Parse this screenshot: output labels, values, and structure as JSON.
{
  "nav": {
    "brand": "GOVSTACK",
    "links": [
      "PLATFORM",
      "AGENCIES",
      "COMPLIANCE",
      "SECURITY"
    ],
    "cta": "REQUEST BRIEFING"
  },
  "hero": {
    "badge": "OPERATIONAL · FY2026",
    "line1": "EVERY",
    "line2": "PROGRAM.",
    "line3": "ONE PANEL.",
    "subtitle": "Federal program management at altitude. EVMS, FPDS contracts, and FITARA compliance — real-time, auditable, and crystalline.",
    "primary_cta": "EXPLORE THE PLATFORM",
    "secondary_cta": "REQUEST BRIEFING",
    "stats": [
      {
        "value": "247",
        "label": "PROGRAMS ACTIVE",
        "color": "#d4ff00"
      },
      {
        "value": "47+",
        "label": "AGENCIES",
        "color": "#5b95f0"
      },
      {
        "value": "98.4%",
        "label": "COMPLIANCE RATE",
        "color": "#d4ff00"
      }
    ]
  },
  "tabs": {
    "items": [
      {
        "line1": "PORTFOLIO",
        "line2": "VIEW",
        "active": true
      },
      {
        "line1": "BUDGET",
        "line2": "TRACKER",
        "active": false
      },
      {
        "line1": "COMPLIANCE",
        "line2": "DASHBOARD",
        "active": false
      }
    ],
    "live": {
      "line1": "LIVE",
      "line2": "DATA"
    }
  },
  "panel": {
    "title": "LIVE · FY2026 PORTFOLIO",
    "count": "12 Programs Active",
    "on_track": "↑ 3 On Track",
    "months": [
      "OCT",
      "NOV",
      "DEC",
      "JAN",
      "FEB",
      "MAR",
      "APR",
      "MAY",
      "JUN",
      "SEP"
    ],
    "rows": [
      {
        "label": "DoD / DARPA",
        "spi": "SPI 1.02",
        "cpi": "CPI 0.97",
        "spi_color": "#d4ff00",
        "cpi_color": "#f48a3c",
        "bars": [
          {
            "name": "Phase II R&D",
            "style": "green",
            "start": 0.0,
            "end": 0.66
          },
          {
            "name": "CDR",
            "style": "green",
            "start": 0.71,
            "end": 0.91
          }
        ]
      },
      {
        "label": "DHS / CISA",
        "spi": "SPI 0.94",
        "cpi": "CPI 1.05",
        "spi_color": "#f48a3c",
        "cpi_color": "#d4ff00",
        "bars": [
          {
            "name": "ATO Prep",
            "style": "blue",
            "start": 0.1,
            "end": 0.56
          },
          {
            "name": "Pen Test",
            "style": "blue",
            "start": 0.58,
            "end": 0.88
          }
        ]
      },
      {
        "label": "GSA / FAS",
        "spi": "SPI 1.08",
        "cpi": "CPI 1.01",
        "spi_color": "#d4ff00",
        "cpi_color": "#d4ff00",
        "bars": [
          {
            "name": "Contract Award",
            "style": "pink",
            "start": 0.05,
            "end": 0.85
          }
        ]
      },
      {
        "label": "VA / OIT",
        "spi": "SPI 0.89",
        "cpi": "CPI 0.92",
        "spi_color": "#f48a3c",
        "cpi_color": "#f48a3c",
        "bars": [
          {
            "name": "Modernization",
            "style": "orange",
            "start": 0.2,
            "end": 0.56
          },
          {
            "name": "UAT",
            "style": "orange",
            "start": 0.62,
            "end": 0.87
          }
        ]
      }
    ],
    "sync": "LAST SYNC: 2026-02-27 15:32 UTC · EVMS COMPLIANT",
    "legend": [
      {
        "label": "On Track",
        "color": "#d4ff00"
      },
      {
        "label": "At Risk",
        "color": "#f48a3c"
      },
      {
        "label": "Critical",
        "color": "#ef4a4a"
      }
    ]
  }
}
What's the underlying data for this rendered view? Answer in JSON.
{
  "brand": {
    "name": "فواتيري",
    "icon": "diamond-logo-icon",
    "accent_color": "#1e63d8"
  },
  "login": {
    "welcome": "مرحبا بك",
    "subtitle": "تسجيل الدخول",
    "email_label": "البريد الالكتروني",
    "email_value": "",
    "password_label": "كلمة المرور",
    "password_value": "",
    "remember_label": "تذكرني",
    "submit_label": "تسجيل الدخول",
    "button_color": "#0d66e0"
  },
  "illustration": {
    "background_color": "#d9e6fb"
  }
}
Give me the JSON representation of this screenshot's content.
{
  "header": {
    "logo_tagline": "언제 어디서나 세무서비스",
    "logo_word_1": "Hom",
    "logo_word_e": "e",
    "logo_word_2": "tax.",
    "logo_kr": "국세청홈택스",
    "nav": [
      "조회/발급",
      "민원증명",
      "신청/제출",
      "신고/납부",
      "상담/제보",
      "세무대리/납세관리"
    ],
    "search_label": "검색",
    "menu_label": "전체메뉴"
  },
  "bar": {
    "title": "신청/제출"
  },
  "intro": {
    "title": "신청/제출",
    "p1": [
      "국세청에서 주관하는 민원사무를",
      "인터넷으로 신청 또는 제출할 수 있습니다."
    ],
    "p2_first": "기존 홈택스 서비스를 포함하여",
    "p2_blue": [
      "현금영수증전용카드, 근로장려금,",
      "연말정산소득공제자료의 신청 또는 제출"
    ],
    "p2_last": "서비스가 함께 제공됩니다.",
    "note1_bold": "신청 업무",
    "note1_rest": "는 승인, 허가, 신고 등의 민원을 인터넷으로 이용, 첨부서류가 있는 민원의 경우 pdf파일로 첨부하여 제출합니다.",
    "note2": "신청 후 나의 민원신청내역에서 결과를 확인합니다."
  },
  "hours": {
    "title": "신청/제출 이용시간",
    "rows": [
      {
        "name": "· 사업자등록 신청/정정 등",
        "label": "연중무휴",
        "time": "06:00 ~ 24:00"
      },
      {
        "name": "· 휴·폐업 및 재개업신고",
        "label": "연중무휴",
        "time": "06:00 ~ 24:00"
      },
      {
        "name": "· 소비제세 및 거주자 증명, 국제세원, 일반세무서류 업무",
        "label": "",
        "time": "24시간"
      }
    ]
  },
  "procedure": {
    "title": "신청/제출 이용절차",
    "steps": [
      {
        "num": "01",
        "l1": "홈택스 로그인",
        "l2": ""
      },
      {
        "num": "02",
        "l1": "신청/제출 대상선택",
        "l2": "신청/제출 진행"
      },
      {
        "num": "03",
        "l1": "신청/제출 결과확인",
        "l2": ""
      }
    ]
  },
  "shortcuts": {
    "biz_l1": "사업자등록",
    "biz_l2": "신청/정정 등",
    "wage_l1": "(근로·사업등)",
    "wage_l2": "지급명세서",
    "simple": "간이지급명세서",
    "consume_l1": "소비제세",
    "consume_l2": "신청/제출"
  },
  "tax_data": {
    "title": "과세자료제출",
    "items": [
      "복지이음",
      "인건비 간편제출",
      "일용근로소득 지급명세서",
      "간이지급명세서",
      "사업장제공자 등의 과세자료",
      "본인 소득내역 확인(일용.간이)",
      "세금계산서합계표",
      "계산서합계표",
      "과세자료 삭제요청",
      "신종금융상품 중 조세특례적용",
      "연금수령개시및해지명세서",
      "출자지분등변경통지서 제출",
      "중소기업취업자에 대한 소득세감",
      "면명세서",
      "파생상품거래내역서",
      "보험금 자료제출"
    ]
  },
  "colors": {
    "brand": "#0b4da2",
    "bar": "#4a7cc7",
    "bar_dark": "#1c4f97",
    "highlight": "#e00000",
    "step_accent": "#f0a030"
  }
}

» **PROBLEM TO WORK ON**: Transcribe all lines as written.

» **TASK RESPONSE**:
Parse this screenshot: output labels, values, and structure as JSON.
{
  "nav": {
    "brand": "GOVSTACK",
    "links": [
      "PLATFORM",
      "AGENCIES",
      "COMPLIANCE",
      "SECURITY"
    ],
    "cta": "REQUEST BRIEFING"
  },
  "hero": {
    "badge": "OPERATIONAL · FY2026",
    "line1": "EVERY",
    "line2": "PROGRAM.",
    "line3": "ONE PANEL.",
    "subtitle": "Federal program management at altitude. EVMS, FPDS contracts, and FITARA compliance — real-time, auditable, and crystalline.",
    "primary_cta": "EXPLORE THE PLATFORM",
    "secondary_cta": "REQUEST BRIEFING",
    "stats": [
      {
        "value": "247",
        "label": "PROGRAMS ACTIVE",
        "color": "#d4ff00"
      },
      {
        "value": "47+",
        "label": "AGENCIES",
        "color": "#5b95f0"
      },
      {
        "value": "98.4%",
        "label": "COMPLIANCE RATE",
        "color": "#d4ff00"
      }
    ]
  },
  "tabs": {
    "items": [
      {
        "line1": "PORTFOLIO",
        "line2": "VIEW",
        "active": true
      },
      {
        "line1": "BUDGET",
        "line2": "TRACKER",
        "active": false
      },
      {
        "line1": "COMPLIANCE",
        "line2": "DASHBOARD",
        "active": false
      }
    ],
    "live": {
      "line1": "LIVE",
      "line2": "DATA"
    }
  },
  "panel": {
    "title": "LIVE · FY2026 PORTFOLIO",
    "count": "12 Programs Active",
    "on_track": "↑ 3 On Track",
    "months": [
      "OCT",
      "NOV",
      "DEC",
      "JAN",
      "FEB",
      "MAR",
      "APR",
      "MAY",
      "JUN",
      "SEP"
    ],
    "rows": [
      {
        "label": "DoD / DARPA",
        "spi": "SPI 1.02",
        "cpi": "CPI 0.97",
        "spi_color": "#d4ff00",
        "cpi_color": "#f48a3c",
        "bars": [
          {
            "name": "Phase II R&D",
            "style": "green",
            "start": 0.0,
            "end": 0.66
          },
          {
            "name": "CDR",
            "style": "green",
            "start": 0.71,
            "end": 0.91
          }
        ]
      },
      {
        "label": "DHS / CISA",
        "spi": "SPI 0.94",
        "cpi": "CPI 1.05",
        "spi_color": "#f48a3c",
        "cpi_color": "#d4ff00",
        "bars": [
          {
            "name": "ATO Prep",
            "style": "blue",
            "start": 0.1,
            "end": 0.56
          },
          {
            "name": "Pen Test",
            "style": "blue",
            "start": 0.58,
            "end": 0.88
          }
        ]
      },
      {
        "label": "GSA / FAS",
        "spi": "SPI 1.08",
        "cpi": "CPI 1.01",
        "spi_color": "#d4ff00",
        "cpi_color": "#d4ff00",
        "bars": [
          {
            "name": "Contract Award",
            "style": "pink",
            "start": 0.05,
            "end": 0.85
          }
        ]
      },
      {
        "label": "VA / OIT",
        "spi": "SPI 0.89",
        "cpi": "CPI 0.92",
        "spi_color": "#f48a3c",
        "cpi_color": "#f48a3c",
        "bars": [
          {
            "name": "Modernization",
            "style": "orange",
            "start": 0.2,
            "end": 0.56
          },
          {
            "name": "UAT",
            "style": "orange",
            "start": 0.62,
            "end": 0.87
          }
        ]
      }
    ],
    "sync": "LAST SYNC: 2026-02-27 15:32 UTC · EVMS COMPLIANT",
    "legend": [
      {
        "label": "On Track",
        "color": "#d4ff00"
      },
      {
        "label": "At Risk",
        "color": "#f48a3c"
      },
      {
        "label": "Critical",
        "color": "#ef4a4a"
      }
    ]
  }
}
What's the underlying data for this rendered view? Answer in JSON.
{
  "brand": {
    "name": "فواتيري",
    "icon": "diamond-logo-icon",
    "accent_color": "#1e63d8"
  },
  "login": {
    "welcome": "مرحبا بك",
    "subtitle": "تسجيل الدخول",
    "email_label": "البريد الالكتروني",
    "email_value": "",
    "password_label": "كلمة المرور",
    "password_value": "",
    "remember_label": "تذكرني",
    "submit_label": "تسجيل الدخول",
    "button_color": "#0d66e0"
  },
  "illustration": {
    "background_color": "#d9e6fb"
  }
}
Give me the JSON representation of this screenshot's content.
{
  "header": {
    "logo_tagline": "언제 어디서나 세무서비스",
    "logo_word_1": "Hom",
    "logo_word_e": "e",
    "logo_word_2": "tax.",
    "logo_kr": "국세청홈택스",
    "nav": [
      "조회/발급",
      "민원증명",
      "신청/제출",
      "신고/납부",
      "상담/제보",
      "세무대리/납세관리"
    ],
    "search_label": "검색",
    "menu_label": "전체메뉴"
  },
  "bar": {
    "title": "신청/제출"
  },
  "intro": {
    "title": "신청/제출",
    "p1": [
      "국세청에서 주관하는 민원사무를",
      "인터넷으로 신청 또는 제출할 수 있습니다."
    ],
    "p2_first": "기존 홈택스 서비스를 포함하여",
    "p2_blue": [
      "현금영수증전용카드, 근로장려금,",
      "연말정산소득공제자료의 신청 또는 제출"
    ],
    "p2_last": "서비스가 함께 제공됩니다.",
    "note1_bold": "신청 업무",
    "note1_rest": "는 승인, 허가, 신고 등의 민원을 인터넷으로 이용, 첨부서류가 있는 민원의 경우 pdf파일로 첨부하여 제출합니다.",
    "note2": "신청 후 나의 민원신청내역에서 결과를 확인합니다."
  },
  "hours": {
    "title": "신청/제출 이용시간",
    "rows": [
      {
        "name": "· 사업자등록 신청/정정 등",
        "label": "연중무휴",
        "time": "06:00 ~ 24:00"
      },
      {
        "name": "· 휴·폐업 및 재개업신고",
        "label": "연중무휴",
        "time": "06:00 ~ 24:00"
      },
      {
        "name": "· 소비제세 및 거주자 증명, 국제세원, 일반세무서류 업무",
        "label": "",
        "time": "24시간"
      }
    ]
  },
  "procedure": {
    "title": "신청/제출 이용절차",
    "steps": [
      {
        "num": "01",
        "l1": "홈택스 로그인",
        "l2": ""
      },
      {
        "num": "02",
        "l1": "신청/제출 대상선택",
        "l2": "신청/제출 진행"
      },
      {
        "num": "03",
        "l1": "신청/제출 결과확인",
        "l2": ""
      }
    ]
  },
  "shortcuts": {
    "biz_l1": "사업자등록",
    "biz_l2": "신청/정정 등",
    "wage_l1": "(근로·사업등)",
    "wage_l2": "지급명세서",
    "simple": "간이지급명세서",
    "consume_l1": "소비제세",
    "consume_l2": "신청/제출"
  },
  "tax_data": {
    "title": "과세자료제출",
    "items": [
      "복지이음",
      "인건비 간편제출",
      "일용근로소득 지급명세서",
      "간이지급명세서",
      "사업장제공자 등의 과세자료",
      "본인 소득내역 확인(일용.간이)",
      "세금계산서합계표",
      "계산서합계표",
      "과세자료 삭제요청",
      "신종금융상품 중 조세특례적용",
      "연금수령개시및해지명세서",
      "출자지분등변경통지서 제출",
      "중소기업취업자에 대한 소득세감",
      "면명세서",
      "파생상품거래내역서",
      "보험금 자료제출"
    ]
  },
  "colors": {
    "brand": "#0b4da2",
    "bar": "#4a7cc7",
    "bar_dark": "#1c4f97",
    "highlight": "#e00000",
    "step_accent": "#f0a030"
  }
}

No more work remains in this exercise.